§ Brief
Below are entries. Pull out all lines containing "name".

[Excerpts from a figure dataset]
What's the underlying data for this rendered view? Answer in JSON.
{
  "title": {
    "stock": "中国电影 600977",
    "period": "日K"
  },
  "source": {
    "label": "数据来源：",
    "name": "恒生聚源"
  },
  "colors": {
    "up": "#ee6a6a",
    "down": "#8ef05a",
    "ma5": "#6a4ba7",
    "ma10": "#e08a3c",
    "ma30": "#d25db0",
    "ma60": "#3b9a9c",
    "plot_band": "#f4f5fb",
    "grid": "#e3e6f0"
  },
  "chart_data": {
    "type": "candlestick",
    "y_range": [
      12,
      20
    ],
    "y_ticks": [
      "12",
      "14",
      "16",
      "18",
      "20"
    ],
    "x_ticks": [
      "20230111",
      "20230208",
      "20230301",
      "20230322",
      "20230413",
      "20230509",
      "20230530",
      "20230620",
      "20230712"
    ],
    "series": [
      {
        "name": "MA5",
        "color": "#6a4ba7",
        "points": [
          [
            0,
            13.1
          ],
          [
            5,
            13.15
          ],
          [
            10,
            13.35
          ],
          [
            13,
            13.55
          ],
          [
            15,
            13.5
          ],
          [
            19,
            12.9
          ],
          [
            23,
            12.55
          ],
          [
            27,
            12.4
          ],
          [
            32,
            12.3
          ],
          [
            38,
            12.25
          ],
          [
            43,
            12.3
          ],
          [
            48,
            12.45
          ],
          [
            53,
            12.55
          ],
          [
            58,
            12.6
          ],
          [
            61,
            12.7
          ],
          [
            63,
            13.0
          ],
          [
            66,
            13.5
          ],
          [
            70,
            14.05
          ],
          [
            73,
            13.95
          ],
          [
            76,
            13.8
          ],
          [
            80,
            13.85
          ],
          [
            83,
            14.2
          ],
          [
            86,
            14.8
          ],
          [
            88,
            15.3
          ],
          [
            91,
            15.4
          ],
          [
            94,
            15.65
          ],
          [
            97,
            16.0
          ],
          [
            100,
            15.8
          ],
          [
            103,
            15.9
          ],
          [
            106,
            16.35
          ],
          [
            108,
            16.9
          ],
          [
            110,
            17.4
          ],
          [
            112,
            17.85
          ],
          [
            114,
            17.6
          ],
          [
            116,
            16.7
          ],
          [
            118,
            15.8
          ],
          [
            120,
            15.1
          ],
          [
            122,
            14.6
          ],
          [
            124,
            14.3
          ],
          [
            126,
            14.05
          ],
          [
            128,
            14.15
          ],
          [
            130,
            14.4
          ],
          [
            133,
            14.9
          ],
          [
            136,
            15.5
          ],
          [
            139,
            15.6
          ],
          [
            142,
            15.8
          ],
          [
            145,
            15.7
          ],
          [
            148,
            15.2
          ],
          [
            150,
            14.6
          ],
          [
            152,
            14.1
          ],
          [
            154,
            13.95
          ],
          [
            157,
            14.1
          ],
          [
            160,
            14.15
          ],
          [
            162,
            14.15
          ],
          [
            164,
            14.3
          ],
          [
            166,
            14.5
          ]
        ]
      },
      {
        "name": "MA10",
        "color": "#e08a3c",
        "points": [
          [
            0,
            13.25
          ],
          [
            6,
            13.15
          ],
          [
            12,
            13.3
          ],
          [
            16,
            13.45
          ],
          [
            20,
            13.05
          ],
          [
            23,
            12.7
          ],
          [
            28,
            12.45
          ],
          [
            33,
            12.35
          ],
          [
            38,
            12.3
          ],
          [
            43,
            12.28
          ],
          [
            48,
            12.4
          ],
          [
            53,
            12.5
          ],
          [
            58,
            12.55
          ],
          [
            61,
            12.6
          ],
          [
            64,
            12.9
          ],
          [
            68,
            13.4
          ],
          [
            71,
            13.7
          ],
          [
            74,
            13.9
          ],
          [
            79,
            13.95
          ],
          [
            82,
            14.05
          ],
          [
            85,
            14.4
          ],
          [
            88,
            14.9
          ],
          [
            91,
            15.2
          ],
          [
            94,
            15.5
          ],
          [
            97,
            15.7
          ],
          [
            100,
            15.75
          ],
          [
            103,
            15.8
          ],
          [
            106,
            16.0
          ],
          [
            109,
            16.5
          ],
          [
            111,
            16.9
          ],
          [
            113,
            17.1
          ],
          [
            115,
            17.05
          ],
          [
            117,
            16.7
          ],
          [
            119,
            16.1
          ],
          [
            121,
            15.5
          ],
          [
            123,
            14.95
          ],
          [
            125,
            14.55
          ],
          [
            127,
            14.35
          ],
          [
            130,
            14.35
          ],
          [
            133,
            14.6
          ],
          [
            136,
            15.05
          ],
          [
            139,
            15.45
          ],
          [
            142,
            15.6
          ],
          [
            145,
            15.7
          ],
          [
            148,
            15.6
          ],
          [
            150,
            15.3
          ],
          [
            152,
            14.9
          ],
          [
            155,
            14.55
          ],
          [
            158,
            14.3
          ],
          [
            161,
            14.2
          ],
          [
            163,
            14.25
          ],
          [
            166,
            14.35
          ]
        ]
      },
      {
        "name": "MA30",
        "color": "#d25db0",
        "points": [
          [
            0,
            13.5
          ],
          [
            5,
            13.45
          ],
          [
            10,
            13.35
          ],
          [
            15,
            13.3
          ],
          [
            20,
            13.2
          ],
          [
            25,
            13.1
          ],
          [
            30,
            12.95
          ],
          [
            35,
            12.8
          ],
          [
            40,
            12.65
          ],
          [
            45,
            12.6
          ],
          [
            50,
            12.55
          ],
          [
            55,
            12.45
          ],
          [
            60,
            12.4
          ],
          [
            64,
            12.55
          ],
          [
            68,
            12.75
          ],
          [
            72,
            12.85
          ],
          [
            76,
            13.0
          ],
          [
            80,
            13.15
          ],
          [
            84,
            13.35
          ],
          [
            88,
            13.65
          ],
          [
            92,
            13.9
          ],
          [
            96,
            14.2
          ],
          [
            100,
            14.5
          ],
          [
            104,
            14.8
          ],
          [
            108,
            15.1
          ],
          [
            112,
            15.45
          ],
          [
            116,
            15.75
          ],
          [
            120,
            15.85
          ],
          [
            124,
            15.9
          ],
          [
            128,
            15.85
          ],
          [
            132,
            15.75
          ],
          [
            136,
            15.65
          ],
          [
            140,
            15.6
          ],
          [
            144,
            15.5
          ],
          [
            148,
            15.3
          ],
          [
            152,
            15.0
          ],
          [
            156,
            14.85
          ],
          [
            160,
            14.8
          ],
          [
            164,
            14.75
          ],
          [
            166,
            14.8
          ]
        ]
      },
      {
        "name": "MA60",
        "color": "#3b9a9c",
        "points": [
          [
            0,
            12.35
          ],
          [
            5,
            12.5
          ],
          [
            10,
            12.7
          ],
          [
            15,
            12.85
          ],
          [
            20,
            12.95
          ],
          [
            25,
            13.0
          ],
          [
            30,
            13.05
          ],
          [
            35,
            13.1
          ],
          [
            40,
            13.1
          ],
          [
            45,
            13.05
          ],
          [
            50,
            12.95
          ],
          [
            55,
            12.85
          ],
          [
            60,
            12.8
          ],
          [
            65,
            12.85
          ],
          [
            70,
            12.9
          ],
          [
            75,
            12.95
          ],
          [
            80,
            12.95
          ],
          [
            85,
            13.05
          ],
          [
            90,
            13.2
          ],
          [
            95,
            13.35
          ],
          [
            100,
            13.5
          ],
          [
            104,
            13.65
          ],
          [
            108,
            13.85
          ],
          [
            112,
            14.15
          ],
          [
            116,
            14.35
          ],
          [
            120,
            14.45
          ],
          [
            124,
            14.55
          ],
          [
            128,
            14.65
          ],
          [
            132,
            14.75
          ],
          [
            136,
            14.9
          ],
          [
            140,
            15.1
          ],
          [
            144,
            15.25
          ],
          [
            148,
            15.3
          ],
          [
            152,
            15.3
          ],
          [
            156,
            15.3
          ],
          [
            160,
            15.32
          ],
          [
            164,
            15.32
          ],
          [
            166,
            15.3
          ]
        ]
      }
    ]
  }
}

§ Solution below
    "name": "恒生聚源"
        "name": "MA5",
        "name": "MA10",
        "name": "MA30",
        "name": "MA60",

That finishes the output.